--- begin Supplied entries ---
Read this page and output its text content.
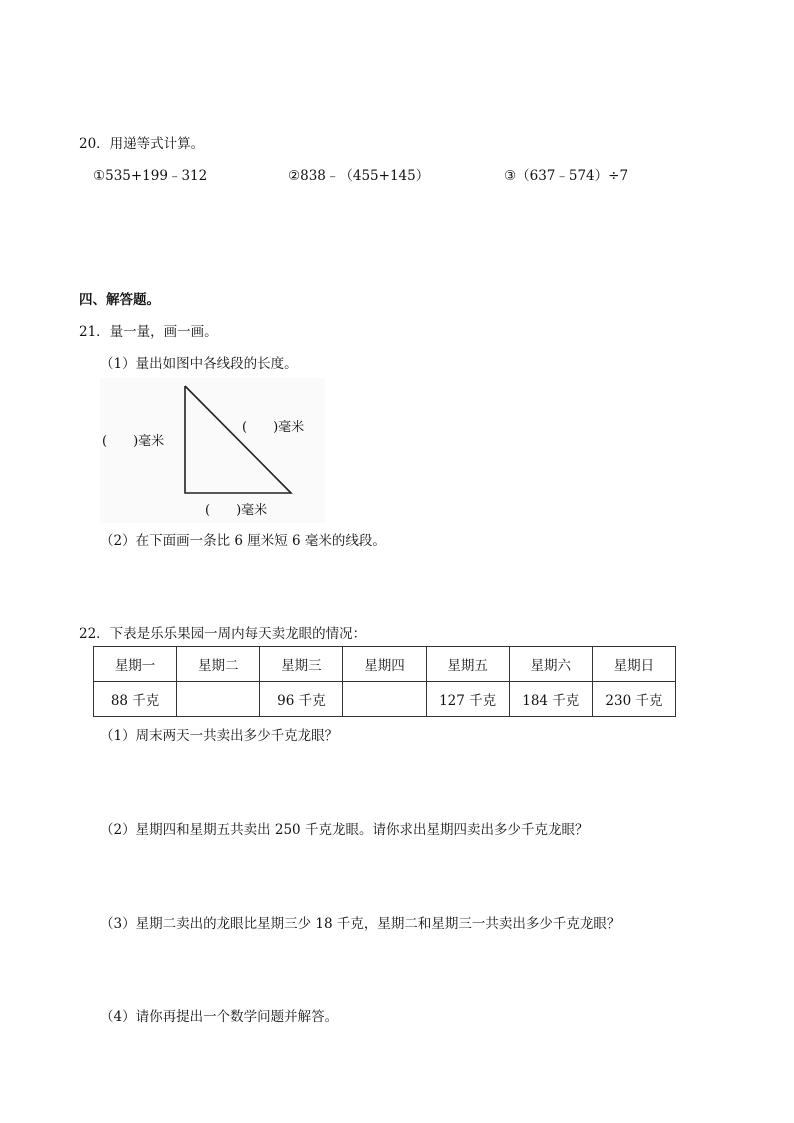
20．用递等式计算。
①535+199﹣312	②838﹣（455+145）	③（637﹣574）÷7
四、解答题。
21．量一量，画一画。
（1）量出如图中各线段的长度。
(　　)毫米
(　　)毫米
(　　)毫米
（2）在下面画一条比 6 厘米短 6 毫米的线段。
22．下表是乐乐果园一周内每天卖龙眼的情况：
星期一	星期二	星期三	星期四	星期五	星期六	星期日
88 千克		96 千克		127 千克	184 千克	230 千克
（1）周末两天一共卖出多少千克龙眼？
（2）星期四和星期五共卖出 250 千克龙眼。请你求出星期四卖出多少千克龙眼？
（3）星期二卖出的龙眼比星期三少 18 千克，星期二和星期三一共卖出多少千克龙眼？
（4）请你再提出一个数学问题并解答。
--- end Supplied entries ---
* [Work instructions] Copy out the entries verbatim and leave the images out.

* [Task output]
Read this page and output its text content.
20．用递等式计算。
①535+199﹣312	②838﹣（455+145）	③（637﹣574）÷7
四、解答题。
21．量一量，画一画。
（1）量出如图中各线段的长度。
(　　)毫米
(　　)毫米
(　　)毫米
（2）在下面画一条比 6 厘米短 6 毫米的线段。
22．下表是乐乐果园一周内每天卖龙眼的情况：
星期一	星期二	星期三	星期四	星期五	星期六	星期日
88 千克		96 千克		127 千克	184 千克	230 千克
（1）周末两天一共卖出多少千克龙眼？
（2）星期四和星期五共卖出 250 千克龙眼。请你求出星期四卖出多少千克龙眼？
（3）星期二卖出的龙眼比星期三少 18 千克，星期二和星期三一共卖出多少千克龙眼？
（4）请你再提出一个数学问题并解答。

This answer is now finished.